## YOUR GOAL:
Leave out every picture, then transcribe the rest of the listing exactly.

━━━ DATA EXCERPTS ━━━

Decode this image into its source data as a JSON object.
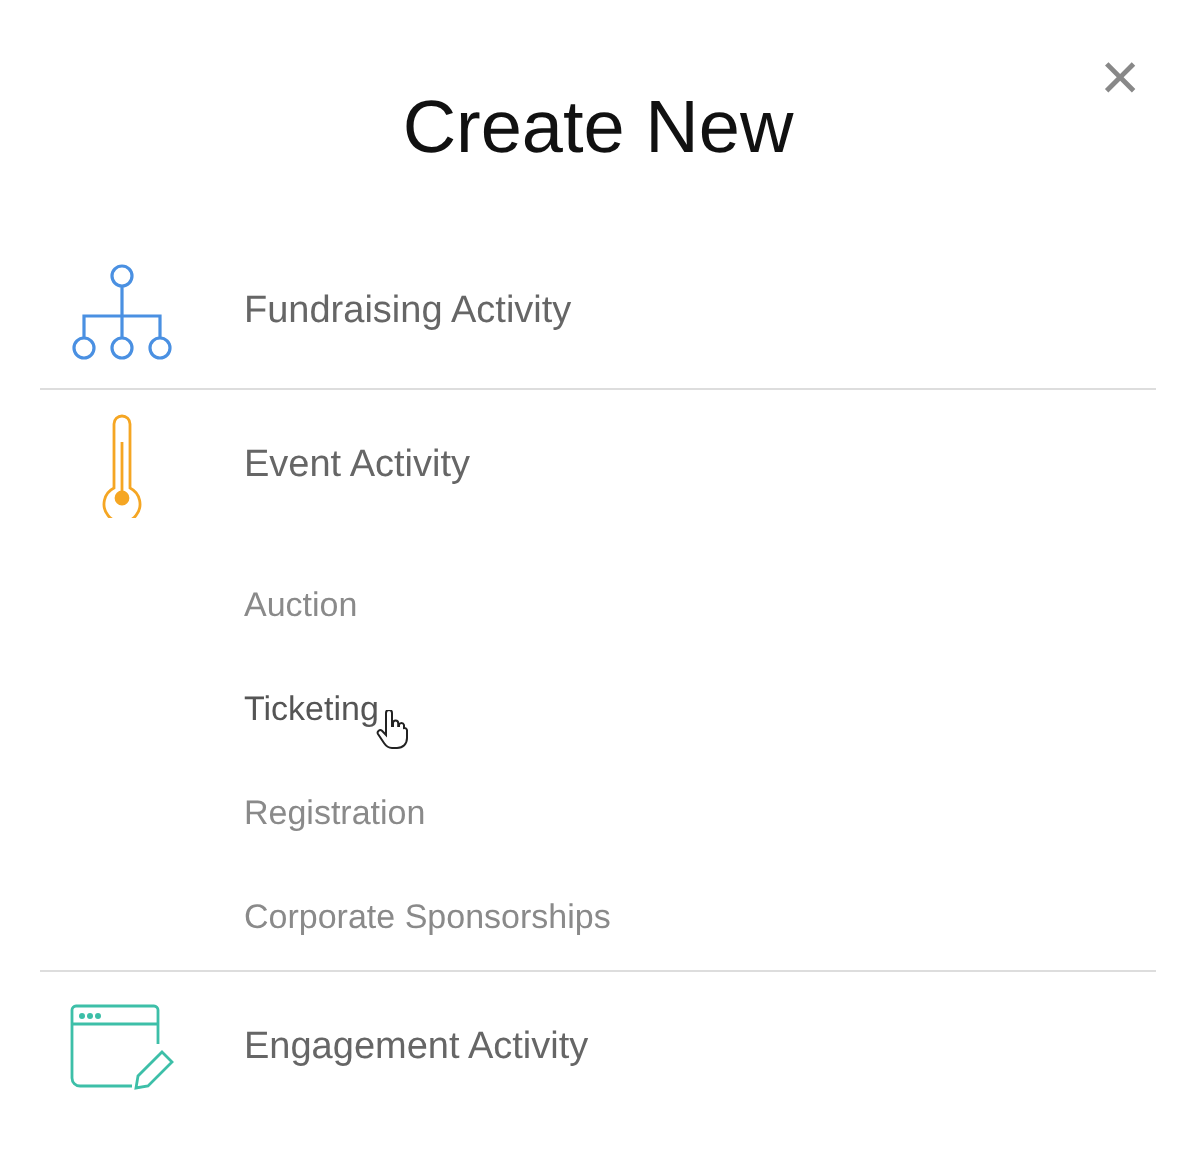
{
  "dialog": {
    "title": "Create New",
    "close": "×"
  },
  "sections": [
    {
      "label": "Fundraising Activity",
      "color": "#4a90e2"
    },
    {
      "label": "Event Activity",
      "color": "#f5a623",
      "children": [
        {
          "label": "Auction",
          "hovered": false
        },
        {
          "label": "Ticketing",
          "hovered": true
        },
        {
          "label": "Registration",
          "hovered": false
        },
        {
          "label": "Corporate Sponsorships",
          "hovered": false
        }
      ]
    },
    {
      "label": "Engagement Activity",
      "color": "#3dbfa8"
    }
  ]
}
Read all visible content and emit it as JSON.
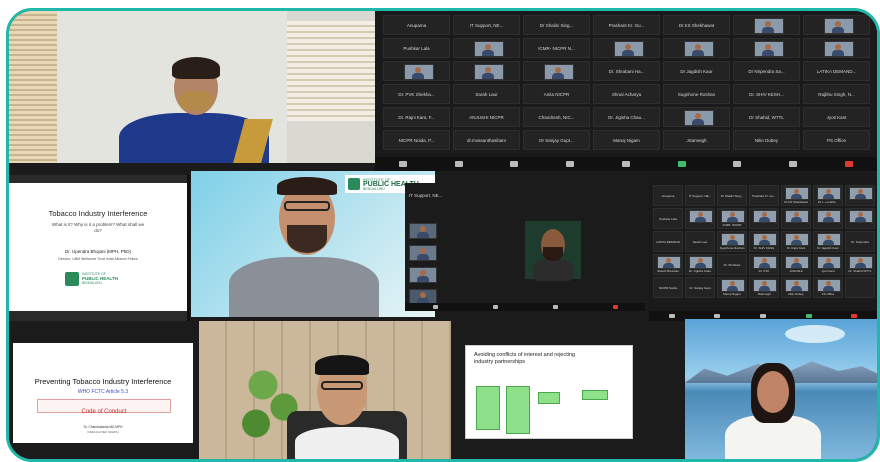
{
  "participants_grid": {
    "names": [
      "Anupama",
      "IT Support, NE...",
      "Dr Shalini Sing...",
      "Prashant Kr. Gu...",
      "Dr.KS Shekhawat",
      "",
      "",
      "Pushkar Lala",
      "",
      "ICMR- NICPR N...",
      "",
      "",
      "",
      "",
      "",
      "",
      "",
      "Dr. Shrabani Ha...",
      "Dr Jagdish Kaur",
      "Dr Nripendra Sa...",
      "LATIKA DEMAND...",
      "Dr. PVK Shekha...",
      "Sarah Laur",
      "Anita NICPR",
      "Shruti Acharya",
      "Sugnhone Roshan",
      "Dr. SHIV KESH...",
      "Rajbhu Singh, N...",
      "Dr. Rajni Kant, F...",
      "ANJUSHI NICPR",
      "Chandresh, NIC...",
      "Dr. Jigisha Chau...",
      "",
      "Dr Shahid, WTTL",
      "Jyoti Kant",
      "NICPR Noida, P...",
      "dr.mvasanthasibam",
      "Dr Sanjay Gupt...",
      "Manoj Nigam",
      "JSameigh",
      "Nitin Dubey",
      "PS Office"
    ]
  },
  "slide_tobacco": {
    "title": "Tobacco Industry Interference",
    "subtitle": "What is it? Why is it a problem? What shall we do?",
    "speaker": "Dr. Upendra Bhojani (MPH, PhD)",
    "affiliation": "Director, UBM Wellcome Trust India Alliance Fellow",
    "logo_line1": "INSTITUTE OF",
    "logo_line2": "PUBLIC HEALTH",
    "logo_line3": "BENGALURU"
  },
  "banner_phb": {
    "line1": "INSTITUTE OF",
    "line2": "PUBLIC HEALTH",
    "line3": "BENGALURU"
  },
  "slide_preventing": {
    "title": "Preventing Tobacco Industry Interference",
    "subtitle": "WHO FCTC Article 5.3",
    "box": "Code of Conduct",
    "footer1": "Dr. Chandrakanta MD MPH",
    "footer2": "INDIA ILLITEC SCHPH"
  },
  "slide_conflicts": {
    "title": "Avoiding conflicts of interest and rejecting industry partnerships"
  },
  "small_grid_names": [
    "Anupama",
    "IT Support, NE...",
    "Dr Shalini Sing...",
    "Prashant Kr. Gu...",
    "Dr.KS Shekhawat",
    "Dr L. Londhe...",
    "",
    "Pushkar Lala",
    "",
    "ICMR- NICPR",
    "",
    "",
    "",
    "",
    "LATIKA DEMAND",
    "Sarah Laur",
    "Sugnhone Roshan",
    "Dr. SHIV KESH",
    "Dr. Rajni Kant",
    "Dr Jagdish Kaur",
    "Dr. Nripendra",
    "Shashi Bhushan",
    "Dr. Jigisha Chau",
    "Dr. Shrabani",
    "Dr. PVK",
    "ANJUSHI",
    "Jyoti Kant",
    "Dr. Shahid WTTL",
    "NICPR Noida",
    "Dr. Sanjay Gupt",
    "Manoj Nigam",
    "JSameigh",
    "Nitin Dubey",
    "PS Office",
    ""
  ],
  "small_list_names": [
    "IT Support, NE...",
    "",
    "",
    ""
  ],
  "toolbar_labels": [
    "Mute",
    "Stop Video",
    "Security",
    "Participants",
    "Chat",
    "Share Screen",
    "Record",
    "Reactions",
    "Leave"
  ],
  "colors": {
    "frame": "#20b8a8",
    "zoom_bg": "#1b1b1b",
    "green_box": "#8fe08a",
    "leave_red": "#e03a2f",
    "banner_green": "#2b8a5a"
  }
}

━━━

## RESULT OF THE EXERCISE:
Decode this image into its source data as a JSON object.
{
  "dialog": {
    "title": "Create New",
    "close": "×"
  },
  "sections": [
    {
      "label": "Fundraising Activity",
      "color": "#4a90e2"
    },
    {
      "label": "Event Activity",
      "color": "#f5a623",
      "children": [
        {
          "label": "Auction",
          "hovered": false
        },
        {
          "label": "Ticketing",
          "hovered": true
        },
        {
          "label": "Registration",
          "hovered": false
        },
        {
          "label": "Corporate Sponsorships",
          "hovered": false
        }
      ]
    },
    {
      "label": "Engagement Activity",
      "color": "#3dbfa8"
    }
  ]
}
Read all visible content and emit it as JSON.
{
  "participants_grid": {
    "names": [
      "Anupama",
      "IT Support, NE...",
      "Dr Shalini Sing...",
      "Prashant Kr. Gu...",
      "Dr.KS Shekhawat",
      "",
      "",
      "Pushkar Lala",
      "",
      "ICMR- NICPR N...",
      "",
      "",
      "",
      "",
      "",
      "",
      "",
      "Dr. Shrabani Ha...",
      "Dr Jagdish Kaur",
      "Dr Nripendra Sa...",
      "LATIKA DEMAND...",
      "Dr. PVK Shekha...",
      "Sarah Laur",
      "Anita NICPR",
      "Shruti Acharya",
      "Sugnhone Roshan",
      "Dr. SHIV KESH...",
      "Rajbhu Singh, N...",
      "Dr. Rajni Kant, F...",
      "ANJUSHI NICPR",
      "Chandresh, NIC...",
      "Dr. Jigisha Chau...",
      "",
      "Dr Shahid, WTTL",
      "Jyoti Kant",
      "NICPR Noida, P...",
      "dr.mvasanthasibam",
      "Dr Sanjay Gupt...",
      "Manoj Nigam",
      "JSameigh",
      "Nitin Dubey",
      "PS Office"
    ]
  },
  "slide_tobacco": {
    "title": "Tobacco Industry Interference",
    "subtitle": "What is it? Why is it a problem? What shall we do?",
    "speaker": "Dr. Upendra Bhojani (MPH, PhD)",
    "affiliation": "Director, UBM Wellcome Trust India Alliance Fellow",
    "logo_line1": "INSTITUTE OF",
    "logo_line2": "PUBLIC HEALTH",
    "logo_line3": "BENGALURU"
  },
  "banner_phb": {
    "line1": "INSTITUTE OF",
    "line2": "PUBLIC HEALTH",
    "line3": "BENGALURU"
  },
  "slide_preventing": {
    "title": "Preventing Tobacco Industry Interference",
    "subtitle": "WHO FCTC Article 5.3",
    "box": "Code of Conduct",
    "footer1": "Dr. Chandrakanta MD MPH",
    "footer2": "INDIA ILLITEC SCHPH"
  },
  "slide_conflicts": {
    "title": "Avoiding conflicts of interest and rejecting industry partnerships"
  },
  "small_grid_names": [
    "Anupama",
    "IT Support, NE...",
    "Dr Shalini Sing...",
    "Prashant Kr. Gu...",
    "Dr.KS Shekhawat",
    "Dr L. Londhe...",
    "",
    "Pushkar Lala",
    "",
    "ICMR- NICPR",
    "",
    "",
    "",
    "",
    "LATIKA DEMAND",
    "Sarah Laur",
    "Sugnhone Roshan",
    "Dr. SHIV KESH",
    "Dr. Rajni Kant",
    "Dr Jagdish Kaur",
    "Dr. Nripendra",
    "Shashi Bhushan",
    "Dr. Jigisha Chau",
    "Dr. Shrabani",
    "Dr. PVK",
    "ANJUSHI",
    "Jyoti Kant",
    "Dr. Shahid WTTL",
    "NICPR Noida",
    "Dr. Sanjay Gupt",
    "Manoj Nigam",
    "JSameigh",
    "Nitin Dubey",
    "PS Office",
    ""
  ],
  "small_list_names": [
    "IT Support, NE...",
    "",
    "",
    ""
  ],
  "toolbar_labels": [
    "Mute",
    "Stop Video",
    "Security",
    "Participants",
    "Chat",
    "Share Screen",
    "Record",
    "Reactions",
    "Leave"
  ],
  "colors": {
    "frame": "#20b8a8",
    "zoom_bg": "#1b1b1b",
    "green_box": "#8fe08a",
    "leave_red": "#e03a2f",
    "banner_green": "#2b8a5a"
  }
}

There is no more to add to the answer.